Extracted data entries
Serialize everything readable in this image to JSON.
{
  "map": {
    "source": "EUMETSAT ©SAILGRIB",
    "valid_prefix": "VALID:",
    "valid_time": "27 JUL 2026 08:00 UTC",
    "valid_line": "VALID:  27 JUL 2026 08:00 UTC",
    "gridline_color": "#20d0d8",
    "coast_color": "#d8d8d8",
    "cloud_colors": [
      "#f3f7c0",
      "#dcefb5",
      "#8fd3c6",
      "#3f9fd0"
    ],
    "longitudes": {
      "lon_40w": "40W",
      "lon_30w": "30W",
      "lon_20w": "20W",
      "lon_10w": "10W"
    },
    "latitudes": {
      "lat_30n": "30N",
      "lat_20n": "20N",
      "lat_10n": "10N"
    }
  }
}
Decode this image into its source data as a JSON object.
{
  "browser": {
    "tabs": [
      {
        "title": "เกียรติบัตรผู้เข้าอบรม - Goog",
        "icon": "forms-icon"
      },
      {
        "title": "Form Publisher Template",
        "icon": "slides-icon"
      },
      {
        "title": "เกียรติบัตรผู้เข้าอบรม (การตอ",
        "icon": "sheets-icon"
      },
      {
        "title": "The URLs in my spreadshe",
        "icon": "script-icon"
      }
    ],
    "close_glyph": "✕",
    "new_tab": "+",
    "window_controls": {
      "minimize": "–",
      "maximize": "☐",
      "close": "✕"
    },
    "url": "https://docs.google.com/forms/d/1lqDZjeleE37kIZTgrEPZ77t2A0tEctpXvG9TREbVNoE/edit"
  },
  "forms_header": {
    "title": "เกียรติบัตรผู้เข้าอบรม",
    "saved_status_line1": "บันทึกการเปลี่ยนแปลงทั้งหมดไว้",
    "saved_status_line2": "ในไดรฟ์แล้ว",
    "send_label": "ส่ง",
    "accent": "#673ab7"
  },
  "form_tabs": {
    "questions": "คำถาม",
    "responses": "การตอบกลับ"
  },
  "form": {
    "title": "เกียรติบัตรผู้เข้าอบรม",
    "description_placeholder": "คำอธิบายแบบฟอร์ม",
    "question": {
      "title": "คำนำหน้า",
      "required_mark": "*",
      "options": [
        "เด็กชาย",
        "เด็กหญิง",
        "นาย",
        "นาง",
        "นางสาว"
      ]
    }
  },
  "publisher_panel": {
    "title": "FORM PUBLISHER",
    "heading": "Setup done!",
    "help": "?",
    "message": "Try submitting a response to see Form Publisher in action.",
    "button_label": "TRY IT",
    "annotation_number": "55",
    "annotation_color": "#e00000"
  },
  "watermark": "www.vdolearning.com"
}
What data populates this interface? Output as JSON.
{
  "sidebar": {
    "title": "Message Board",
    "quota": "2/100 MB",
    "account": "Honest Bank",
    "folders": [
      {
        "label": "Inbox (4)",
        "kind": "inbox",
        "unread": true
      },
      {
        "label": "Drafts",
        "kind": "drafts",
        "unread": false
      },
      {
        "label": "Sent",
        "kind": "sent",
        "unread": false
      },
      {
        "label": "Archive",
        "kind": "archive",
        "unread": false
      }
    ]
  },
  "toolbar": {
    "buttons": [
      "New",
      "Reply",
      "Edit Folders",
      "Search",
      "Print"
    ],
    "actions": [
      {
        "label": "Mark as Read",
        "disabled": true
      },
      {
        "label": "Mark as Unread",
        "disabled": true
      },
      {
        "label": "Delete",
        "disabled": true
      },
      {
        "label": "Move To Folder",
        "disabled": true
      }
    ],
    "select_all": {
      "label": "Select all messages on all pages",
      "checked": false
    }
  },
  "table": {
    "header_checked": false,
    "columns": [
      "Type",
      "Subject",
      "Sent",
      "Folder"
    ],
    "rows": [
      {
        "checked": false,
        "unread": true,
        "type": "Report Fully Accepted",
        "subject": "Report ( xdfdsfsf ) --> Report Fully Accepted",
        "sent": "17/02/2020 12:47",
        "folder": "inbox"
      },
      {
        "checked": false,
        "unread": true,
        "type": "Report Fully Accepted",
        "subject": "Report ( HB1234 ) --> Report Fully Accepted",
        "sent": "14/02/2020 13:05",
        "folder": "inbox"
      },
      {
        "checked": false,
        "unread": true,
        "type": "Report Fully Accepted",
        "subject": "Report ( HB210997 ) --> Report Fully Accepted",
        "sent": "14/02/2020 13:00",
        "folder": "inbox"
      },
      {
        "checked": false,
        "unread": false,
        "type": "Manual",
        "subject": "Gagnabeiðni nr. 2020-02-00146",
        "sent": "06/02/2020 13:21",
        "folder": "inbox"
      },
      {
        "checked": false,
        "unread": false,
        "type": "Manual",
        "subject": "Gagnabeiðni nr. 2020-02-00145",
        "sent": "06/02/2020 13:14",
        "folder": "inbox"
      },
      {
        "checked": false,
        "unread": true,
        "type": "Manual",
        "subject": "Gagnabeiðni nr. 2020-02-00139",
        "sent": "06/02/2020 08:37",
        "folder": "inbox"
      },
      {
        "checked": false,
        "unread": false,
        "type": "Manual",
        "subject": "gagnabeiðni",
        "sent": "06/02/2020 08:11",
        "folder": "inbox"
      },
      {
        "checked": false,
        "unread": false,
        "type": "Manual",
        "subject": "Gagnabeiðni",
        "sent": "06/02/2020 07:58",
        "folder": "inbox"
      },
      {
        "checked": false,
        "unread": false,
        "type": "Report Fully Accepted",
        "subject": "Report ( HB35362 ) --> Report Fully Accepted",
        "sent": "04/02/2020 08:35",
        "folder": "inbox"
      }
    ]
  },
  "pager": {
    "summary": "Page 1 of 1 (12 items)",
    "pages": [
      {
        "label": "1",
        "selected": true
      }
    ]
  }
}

▶ _Your task_
Scan the material line by line and report each one that contains "source".

▶ _Task answer_
    "source": "EUMETSAT ©SAILGRIB",
Decode this image into its source data as a JSON object.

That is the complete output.